_ASSIGNMENT A_
In the text on colon cancer therapy, which pathway do cetuximab and panitumumab target?
_ASSIGNMENT B_
Give a two-sentence summary of the text on colon cancer therapy.
_ASSIGNMENT C_
Translate this sentence from the text on colon cancer therapy into Spanish: "Network diagrams and analysis were also done using the Cytoscape tool, version 3.8.2 running on a Mac OS X 10.15.7 - x86_64 operating system."

Tools and implementations
The fuzzy logic regulatory inference method of Gormley et al [95] and its optimization for quicker time to inference is implemented in the platform independent Java programing language. Its source codes and precompiled binaries are freely available at the repository locations:
All statistical analysis was done in the R programing and computational statistics enviromment [59]. Network diagrams and analysis were also done using the Cytoscape tool, version 3.8.2 running on a Mac OS X 10.15.7 - x86_64 operating system.
Discussions
Though the prevalence of colon cancer appear to be on the decline particularly in the above 65 year olds, the rising incidence in the younger population remain of significant concern. Besides surgical excision of tumor tissue and the use of classical chemotherapeutic regiments such as 5-FU, oxaliplatin, irinotecan, capecitabine, leucovorin, etc. with or without radiation, the search for more rational therapy continue to gain traction. The approval of bevacizumab, panitumumab, and cetuximab for colorectal cancer buttress the potential clinical benefit of rationally designed therapies – targeted therapies developed to take advantage of unique alterations specific to cancer cells to maximize the desired therapeutic effect in malignant cells and minimize the toxicity in normal cells [121]. Currently approved for metastatic, stage IV or recurrent disease, other targeted therapies for colorectal cancer include aflibercept, ramucirumab, panitumumab, regorafenib, and pembrolizumab. These are designed against the VEGF, EGFR, or tyrosine kinases. Targeting the VEGF pathway, bevacizumab and ramucirumab are developed as monoclonal antibodies while aflibercept, a recombinant fusion protein. Cetuximab and panitumumab, targets the EGFR pathway upstream of KRAS, and particularly effective in non-KRAS activating mutation cancers. More recently approved based on on data from 149 patients with MSI-H or DNA mismatch repair cancers enrolled across 5 uncontrolled, multicohort, multicenter, single-arm clinical trials, Pambrolizumab is an antibody that targets the programmed cell death 1 (PD-1) protein in patients with microsatellite unstable tumors – associated with germline defects in the MLH1, MSH2, MSH6, and PMS2 genes[122, 123]. The proposed relationship of pambrolizumab to the DNA mismatch repair genes or gene products (MLH1, MSH2, MSH6, and PMS2) is less direct, compared to that of bevacizumab, ramucirumab or aflibercept to VEGF. Pambrolizumab targets the PD-1 protein on T cells, preventing its association with the PD-L1 ligand on tumor cells, macrophages or other tumor-infiltrating lymphocytes and myeloid cells acting in concert to suppress T-cells activation[124]. T cell activation results from presentation of mutation-associated neoantigen (MANA) that results from protein products consequent to DNA mismatches in complex with the major histocompatibility complex (MHC) protein [125].

_DATA FOR REVIEW_
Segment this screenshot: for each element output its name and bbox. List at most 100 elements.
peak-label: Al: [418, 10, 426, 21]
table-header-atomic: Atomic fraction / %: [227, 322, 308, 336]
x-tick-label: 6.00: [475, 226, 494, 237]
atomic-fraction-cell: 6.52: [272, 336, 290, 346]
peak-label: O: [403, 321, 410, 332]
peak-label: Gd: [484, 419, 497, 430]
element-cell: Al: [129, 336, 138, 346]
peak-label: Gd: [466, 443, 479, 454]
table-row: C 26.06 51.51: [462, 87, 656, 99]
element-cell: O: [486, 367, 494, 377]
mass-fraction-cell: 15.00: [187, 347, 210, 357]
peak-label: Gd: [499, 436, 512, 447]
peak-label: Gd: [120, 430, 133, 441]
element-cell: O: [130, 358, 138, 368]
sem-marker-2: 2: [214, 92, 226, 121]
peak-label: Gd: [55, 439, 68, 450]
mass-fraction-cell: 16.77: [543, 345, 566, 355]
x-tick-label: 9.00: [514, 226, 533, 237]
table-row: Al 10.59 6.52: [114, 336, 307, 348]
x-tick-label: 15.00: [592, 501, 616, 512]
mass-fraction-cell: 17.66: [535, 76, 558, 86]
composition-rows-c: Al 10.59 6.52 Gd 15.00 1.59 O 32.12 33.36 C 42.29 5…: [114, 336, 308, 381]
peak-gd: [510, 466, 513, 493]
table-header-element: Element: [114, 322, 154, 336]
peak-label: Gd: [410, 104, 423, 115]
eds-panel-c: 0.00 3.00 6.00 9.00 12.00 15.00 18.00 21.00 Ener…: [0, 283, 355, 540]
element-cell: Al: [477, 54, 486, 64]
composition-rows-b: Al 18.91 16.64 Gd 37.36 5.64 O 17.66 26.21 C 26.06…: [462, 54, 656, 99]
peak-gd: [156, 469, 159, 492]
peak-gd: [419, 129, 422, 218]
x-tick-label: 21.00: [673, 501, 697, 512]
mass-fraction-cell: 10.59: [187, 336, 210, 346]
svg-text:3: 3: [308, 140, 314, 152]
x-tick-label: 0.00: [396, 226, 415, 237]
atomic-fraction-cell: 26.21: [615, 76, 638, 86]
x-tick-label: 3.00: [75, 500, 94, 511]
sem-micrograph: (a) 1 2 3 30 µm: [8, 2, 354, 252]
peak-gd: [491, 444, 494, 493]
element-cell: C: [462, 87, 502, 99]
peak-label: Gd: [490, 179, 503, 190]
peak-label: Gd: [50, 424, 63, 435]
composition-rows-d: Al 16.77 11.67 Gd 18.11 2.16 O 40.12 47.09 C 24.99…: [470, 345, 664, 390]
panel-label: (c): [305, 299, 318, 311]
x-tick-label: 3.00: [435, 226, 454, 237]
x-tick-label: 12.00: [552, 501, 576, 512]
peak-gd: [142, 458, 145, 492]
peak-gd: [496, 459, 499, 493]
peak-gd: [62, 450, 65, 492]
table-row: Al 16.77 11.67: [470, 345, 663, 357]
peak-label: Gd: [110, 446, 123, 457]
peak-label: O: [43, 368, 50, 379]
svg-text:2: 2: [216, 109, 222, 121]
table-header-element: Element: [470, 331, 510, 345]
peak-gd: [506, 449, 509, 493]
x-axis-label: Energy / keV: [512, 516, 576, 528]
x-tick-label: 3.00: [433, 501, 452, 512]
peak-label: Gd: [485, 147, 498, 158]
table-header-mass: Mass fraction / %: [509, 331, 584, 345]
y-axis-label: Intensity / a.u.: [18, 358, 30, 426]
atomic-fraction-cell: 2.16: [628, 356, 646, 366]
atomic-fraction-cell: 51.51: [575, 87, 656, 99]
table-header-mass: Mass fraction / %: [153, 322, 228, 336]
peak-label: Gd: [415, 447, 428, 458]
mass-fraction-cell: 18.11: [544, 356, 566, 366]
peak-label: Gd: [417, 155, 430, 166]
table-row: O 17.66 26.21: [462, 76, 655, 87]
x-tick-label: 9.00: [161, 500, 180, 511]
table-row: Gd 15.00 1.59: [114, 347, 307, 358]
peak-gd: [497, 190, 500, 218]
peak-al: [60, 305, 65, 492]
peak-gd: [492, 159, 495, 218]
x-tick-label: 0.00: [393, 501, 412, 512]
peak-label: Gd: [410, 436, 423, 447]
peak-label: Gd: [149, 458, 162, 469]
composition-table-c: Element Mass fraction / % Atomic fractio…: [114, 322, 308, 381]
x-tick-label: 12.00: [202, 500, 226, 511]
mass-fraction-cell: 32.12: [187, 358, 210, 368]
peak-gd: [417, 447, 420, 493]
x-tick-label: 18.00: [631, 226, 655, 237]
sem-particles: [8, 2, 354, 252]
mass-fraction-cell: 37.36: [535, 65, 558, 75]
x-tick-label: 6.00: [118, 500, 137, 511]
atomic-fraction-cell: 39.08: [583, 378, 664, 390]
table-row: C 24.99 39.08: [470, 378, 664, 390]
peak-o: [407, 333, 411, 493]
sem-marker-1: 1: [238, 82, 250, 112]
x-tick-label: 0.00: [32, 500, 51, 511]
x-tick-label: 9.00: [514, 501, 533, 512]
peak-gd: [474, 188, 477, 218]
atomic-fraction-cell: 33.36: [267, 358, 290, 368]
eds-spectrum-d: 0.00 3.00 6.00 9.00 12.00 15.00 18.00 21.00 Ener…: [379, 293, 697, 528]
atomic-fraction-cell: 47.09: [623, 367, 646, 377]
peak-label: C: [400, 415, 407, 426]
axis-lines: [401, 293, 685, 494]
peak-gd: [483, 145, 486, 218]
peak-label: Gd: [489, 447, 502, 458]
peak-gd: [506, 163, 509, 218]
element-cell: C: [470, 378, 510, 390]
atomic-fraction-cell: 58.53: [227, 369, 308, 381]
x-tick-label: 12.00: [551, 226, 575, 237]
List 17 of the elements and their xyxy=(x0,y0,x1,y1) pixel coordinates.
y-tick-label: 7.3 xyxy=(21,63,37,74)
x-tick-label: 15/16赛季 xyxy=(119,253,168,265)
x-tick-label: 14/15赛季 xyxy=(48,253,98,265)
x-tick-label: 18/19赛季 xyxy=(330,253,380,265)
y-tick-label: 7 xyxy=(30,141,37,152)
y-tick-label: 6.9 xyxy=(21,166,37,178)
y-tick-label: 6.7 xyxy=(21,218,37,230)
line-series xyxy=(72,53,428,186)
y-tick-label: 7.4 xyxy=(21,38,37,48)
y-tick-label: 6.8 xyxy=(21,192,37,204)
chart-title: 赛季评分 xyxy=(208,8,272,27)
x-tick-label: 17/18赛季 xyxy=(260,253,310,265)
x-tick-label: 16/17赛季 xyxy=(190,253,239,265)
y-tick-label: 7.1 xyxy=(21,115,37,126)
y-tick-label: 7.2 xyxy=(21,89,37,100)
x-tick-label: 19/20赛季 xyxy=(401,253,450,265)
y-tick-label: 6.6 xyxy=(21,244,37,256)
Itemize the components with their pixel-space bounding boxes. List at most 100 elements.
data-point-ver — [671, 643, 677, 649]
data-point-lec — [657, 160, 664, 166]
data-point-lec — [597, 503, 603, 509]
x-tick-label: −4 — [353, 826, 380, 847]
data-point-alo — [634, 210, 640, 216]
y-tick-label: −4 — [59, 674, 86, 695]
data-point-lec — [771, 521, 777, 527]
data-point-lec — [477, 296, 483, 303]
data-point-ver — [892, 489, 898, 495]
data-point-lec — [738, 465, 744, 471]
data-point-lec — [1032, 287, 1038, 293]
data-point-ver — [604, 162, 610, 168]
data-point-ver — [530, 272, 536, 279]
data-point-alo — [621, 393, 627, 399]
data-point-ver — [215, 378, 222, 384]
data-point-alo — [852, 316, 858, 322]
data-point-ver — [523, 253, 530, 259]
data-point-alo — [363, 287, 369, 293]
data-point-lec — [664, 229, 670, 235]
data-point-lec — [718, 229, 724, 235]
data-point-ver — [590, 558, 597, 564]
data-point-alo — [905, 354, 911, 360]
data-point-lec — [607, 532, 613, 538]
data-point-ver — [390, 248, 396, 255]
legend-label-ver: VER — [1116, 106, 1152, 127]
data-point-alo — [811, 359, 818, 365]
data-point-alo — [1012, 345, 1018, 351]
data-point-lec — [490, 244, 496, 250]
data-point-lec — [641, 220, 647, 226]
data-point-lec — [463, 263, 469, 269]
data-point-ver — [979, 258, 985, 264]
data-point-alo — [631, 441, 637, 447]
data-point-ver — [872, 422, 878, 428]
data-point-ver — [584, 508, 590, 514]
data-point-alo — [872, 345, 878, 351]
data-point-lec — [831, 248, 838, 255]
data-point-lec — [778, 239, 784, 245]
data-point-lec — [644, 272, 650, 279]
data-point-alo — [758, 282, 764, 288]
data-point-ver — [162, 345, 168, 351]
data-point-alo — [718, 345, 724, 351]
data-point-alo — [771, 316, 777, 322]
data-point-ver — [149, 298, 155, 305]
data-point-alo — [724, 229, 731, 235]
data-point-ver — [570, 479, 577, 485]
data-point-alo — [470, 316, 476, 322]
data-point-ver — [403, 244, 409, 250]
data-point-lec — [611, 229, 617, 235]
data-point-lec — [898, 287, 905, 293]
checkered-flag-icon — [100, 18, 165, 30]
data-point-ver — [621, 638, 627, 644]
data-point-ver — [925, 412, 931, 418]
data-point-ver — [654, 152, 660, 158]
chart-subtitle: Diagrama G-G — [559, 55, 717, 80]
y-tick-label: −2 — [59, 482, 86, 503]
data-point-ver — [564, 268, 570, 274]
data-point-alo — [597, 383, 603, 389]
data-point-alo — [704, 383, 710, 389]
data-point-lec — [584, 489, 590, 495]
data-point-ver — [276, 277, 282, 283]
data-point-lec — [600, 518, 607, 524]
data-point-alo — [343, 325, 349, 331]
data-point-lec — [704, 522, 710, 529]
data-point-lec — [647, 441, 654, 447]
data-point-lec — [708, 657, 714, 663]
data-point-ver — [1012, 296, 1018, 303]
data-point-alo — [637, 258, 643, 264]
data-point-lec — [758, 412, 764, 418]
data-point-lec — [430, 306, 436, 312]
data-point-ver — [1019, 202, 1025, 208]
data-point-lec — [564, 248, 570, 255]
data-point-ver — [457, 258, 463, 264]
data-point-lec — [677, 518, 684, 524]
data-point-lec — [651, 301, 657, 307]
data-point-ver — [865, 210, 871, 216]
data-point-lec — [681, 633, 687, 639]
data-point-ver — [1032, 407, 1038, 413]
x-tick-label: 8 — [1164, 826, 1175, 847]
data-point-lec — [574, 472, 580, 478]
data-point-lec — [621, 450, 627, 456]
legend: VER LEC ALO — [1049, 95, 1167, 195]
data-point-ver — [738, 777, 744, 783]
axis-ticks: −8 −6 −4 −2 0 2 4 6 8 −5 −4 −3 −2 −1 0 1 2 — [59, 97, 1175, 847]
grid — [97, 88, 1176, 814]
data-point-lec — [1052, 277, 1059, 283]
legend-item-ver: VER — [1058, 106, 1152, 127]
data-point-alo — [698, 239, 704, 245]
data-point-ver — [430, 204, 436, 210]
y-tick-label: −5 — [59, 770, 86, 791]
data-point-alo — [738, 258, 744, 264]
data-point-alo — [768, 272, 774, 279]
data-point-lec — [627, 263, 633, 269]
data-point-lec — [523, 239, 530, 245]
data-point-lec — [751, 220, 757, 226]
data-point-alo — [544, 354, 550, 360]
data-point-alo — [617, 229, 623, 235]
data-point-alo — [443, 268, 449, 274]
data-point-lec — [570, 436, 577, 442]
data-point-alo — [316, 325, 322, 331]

_REPLY A_
They target the EGFR pathway upstream of KRAS.

_REPLY B_
The fuzzy logic regulatory inference method was implemented in Java, statistical analysis was done in R, and network diagrams and analysis were done with Cytoscape. While rising colon cancer incidence in younger people remains a concern, targeted therapies designed against VEGF, EGFR, tyrosine kinases, or the PD-1 protein have been approved for colorectal cancer alongside surgery and classical chemotherapy.

_REPLY C_
Los diagramas y el análisis de redes también se realizaron con la herramienta Cytoscape, versión 3.8.2, ejecutada en un sistema operativo Mac OS X 10.15.7 - x86_64.